**GOAL**
Give the material once more, word for word, without any images.

Collected data entries
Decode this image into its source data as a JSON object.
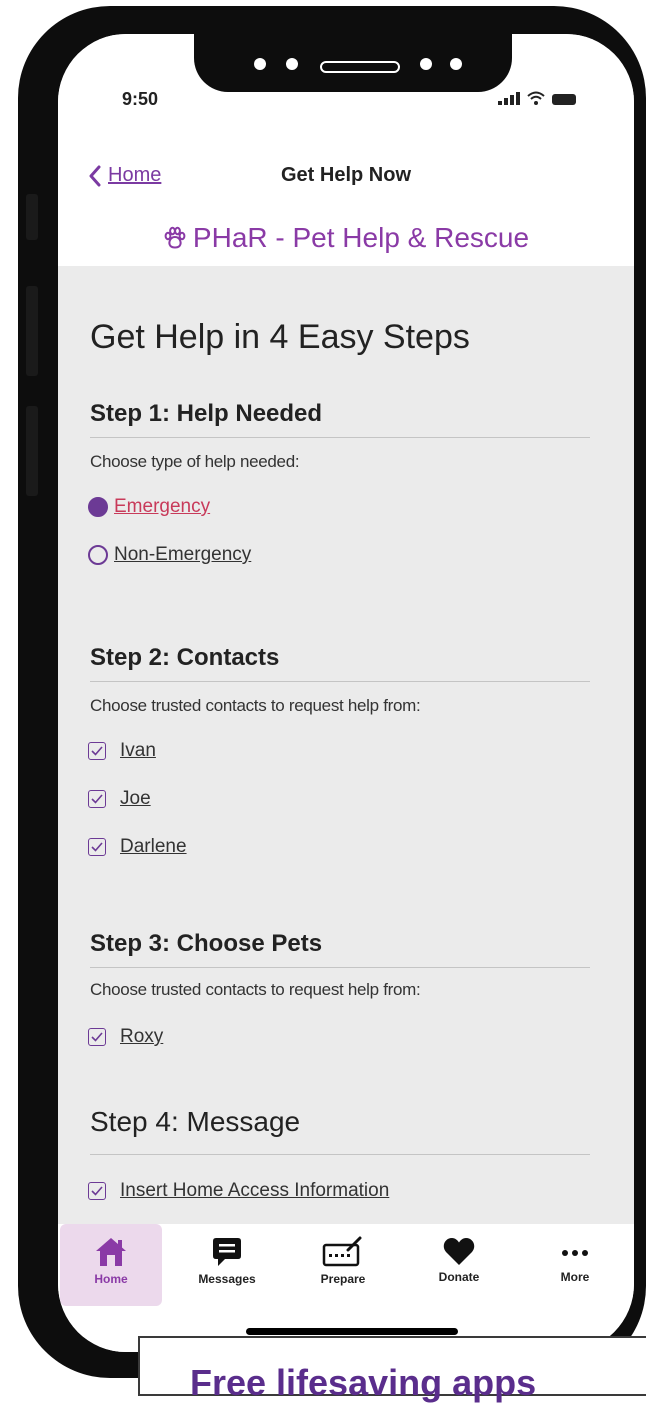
{
  "status_bar": {
    "time": "9:50"
  },
  "nav": {
    "back_label": "Home",
    "title": "Get Help Now"
  },
  "brand": {
    "name": "PHaR - Pet Help & Rescue"
  },
  "page": {
    "heading": "Get Help in 4 Easy Steps"
  },
  "steps": [
    {
      "title": "Step 1:  Help Needed",
      "description": "Choose type of help needed:",
      "options": [
        {
          "label": "Emergency",
          "selected": true
        },
        {
          "label": "Non-Emergency",
          "selected": false
        }
      ]
    },
    {
      "title": "Step 2:  Contacts",
      "description": "Choose trusted contacts to request help from:",
      "options": [
        {
          "label": "Ivan",
          "checked": true
        },
        {
          "label": "Joe",
          "checked": true
        },
        {
          "label": "Darlene",
          "checked": true
        }
      ]
    },
    {
      "title": "Step 3:  Choose Pets",
      "description": "Choose trusted contacts to request help from:",
      "options": [
        {
          "label": "Roxy",
          "checked": true
        }
      ]
    },
    {
      "title": "Step 4: Message",
      "options": [
        {
          "label": "Insert Home Access Information",
          "checked": true
        }
      ]
    }
  ],
  "tabbar": {
    "active": "Home",
    "items": [
      {
        "label": "Home",
        "icon": "home-icon"
      },
      {
        "label": "Messages",
        "icon": "message-icon"
      },
      {
        "label": "Prepare",
        "icon": "prepare-icon"
      },
      {
        "label": "Donate",
        "icon": "heart-icon"
      },
      {
        "label": "More",
        "icon": "more-icon"
      }
    ]
  },
  "banner": {
    "text": "Free lifesaving apps"
  },
  "colors": {
    "accent": "#8a3aa6",
    "control": "#6c3a95",
    "emergency": "#c83a5a",
    "background": "#ebebeb"
  }
}
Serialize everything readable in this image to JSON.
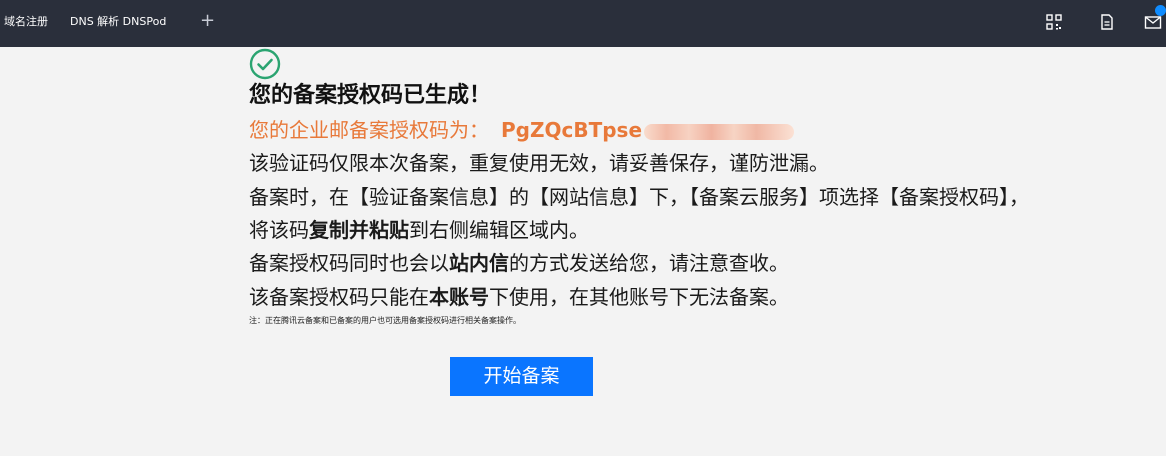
{
  "topbar": {
    "tab_domain": "域名注册",
    "tab_dns": "DNS 解析 DNSPod",
    "add_symbol": "+",
    "icons": [
      "qrcode-icon",
      "document-icon",
      "mail-icon"
    ]
  },
  "main": {
    "title": "您的备案授权码已生成！",
    "code_label": "您的企业邮备案授权码为：",
    "code_value": "PgZQcBTpse",
    "line1": "该验证码仅限本次备案，重复使用无效，请妥善保存，谨防泄漏。",
    "line2": "备案时，在【验证备案信息】的【网站信息】下，【备案云服务】项选择【备案授权码】，",
    "line3_a": "将该码",
    "line3_b": "复制并粘贴",
    "line3_c": "到右侧编辑区域内。",
    "line4_a": "备案授权码同时也会以",
    "line4_b": "站内信",
    "line4_c": "的方式发送给您，请注意查收。",
    "line5_a": "该备案授权码只能在",
    "line5_b": "本账号",
    "line5_c": "下使用，在其他账号下无法备案。",
    "note": "注：正在腾讯云备案和已备案的用户也可选用备案授权码进行相关备案操作。",
    "start_button": "开始备案"
  },
  "colors": {
    "topbar_bg": "#2a2f3b",
    "accent_orange": "#e8793a",
    "button_blue": "#0a75ff",
    "success_green": "#2ba471"
  }
}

**EXERCISE OUTPUT**
Decode this image into its source data as a JSON object.
{
  "status_bar": {
    "time": "9:50"
  },
  "nav": {
    "back_label": "Home",
    "title": "Get Help Now"
  },
  "brand": {
    "name": "PHaR - Pet Help & Rescue"
  },
  "page": {
    "heading": "Get Help in 4 Easy Steps"
  },
  "steps": [
    {
      "title": "Step 1:  Help Needed",
      "description": "Choose type of help needed:",
      "options": [
        {
          "label": "Emergency",
          "selected": true
        },
        {
          "label": "Non-Emergency",
          "selected": false
        }
      ]
    },
    {
      "title": "Step 2:  Contacts",
      "description": "Choose trusted contacts to request help from:",
      "options": [
        {
          "label": "Ivan",
          "checked": true
        },
        {
          "label": "Joe",
          "checked": true
        },
        {
          "label": "Darlene",
          "checked": true
        }
      ]
    },
    {
      "title": "Step 3:  Choose Pets",
      "description": "Choose trusted contacts to request help from:",
      "options": [
        {
          "label": "Roxy",
          "checked": true
        }
      ]
    },
    {
      "title": "Step 4: Message",
      "options": [
        {
          "label": "Insert Home Access Information",
          "checked": true
        }
      ]
    }
  ],
  "tabbar": {
    "active": "Home",
    "items": [
      {
        "label": "Home",
        "icon": "home-icon"
      },
      {
        "label": "Messages",
        "icon": "message-icon"
      },
      {
        "label": "Prepare",
        "icon": "prepare-icon"
      },
      {
        "label": "Donate",
        "icon": "heart-icon"
      },
      {
        "label": "More",
        "icon": "more-icon"
      }
    ]
  },
  "banner": {
    "text": "Free lifesaving apps"
  },
  "colors": {
    "accent": "#8a3aa6",
    "control": "#6c3a95",
    "emergency": "#c83a5a",
    "background": "#ebebeb"
  }
}
Serialize everything readable in this image to JSON.
{
  "topbar": {
    "tab_domain": "域名注册",
    "tab_dns": "DNS 解析 DNSPod",
    "add_symbol": "+",
    "icons": [
      "qrcode-icon",
      "document-icon",
      "mail-icon"
    ]
  },
  "main": {
    "title": "您的备案授权码已生成！",
    "code_label": "您的企业邮备案授权码为：",
    "code_value": "PgZQcBTpse",
    "line1": "该验证码仅限本次备案，重复使用无效，请妥善保存，谨防泄漏。",
    "line2": "备案时，在【验证备案信息】的【网站信息】下，【备案云服务】项选择【备案授权码】，",
    "line3_a": "将该码",
    "line3_b": "复制并粘贴",
    "line3_c": "到右侧编辑区域内。",
    "line4_a": "备案授权码同时也会以",
    "line4_b": "站内信",
    "line4_c": "的方式发送给您，请注意查收。",
    "line5_a": "该备案授权码只能在",
    "line5_b": "本账号",
    "line5_c": "下使用，在其他账号下无法备案。",
    "note": "注：正在腾讯云备案和已备案的用户也可选用备案授权码进行相关备案操作。",
    "start_button": "开始备案"
  },
  "colors": {
    "topbar_bg": "#2a2f3b",
    "accent_orange": "#e8793a",
    "button_blue": "#0a75ff",
    "success_green": "#2ba471"
  }
}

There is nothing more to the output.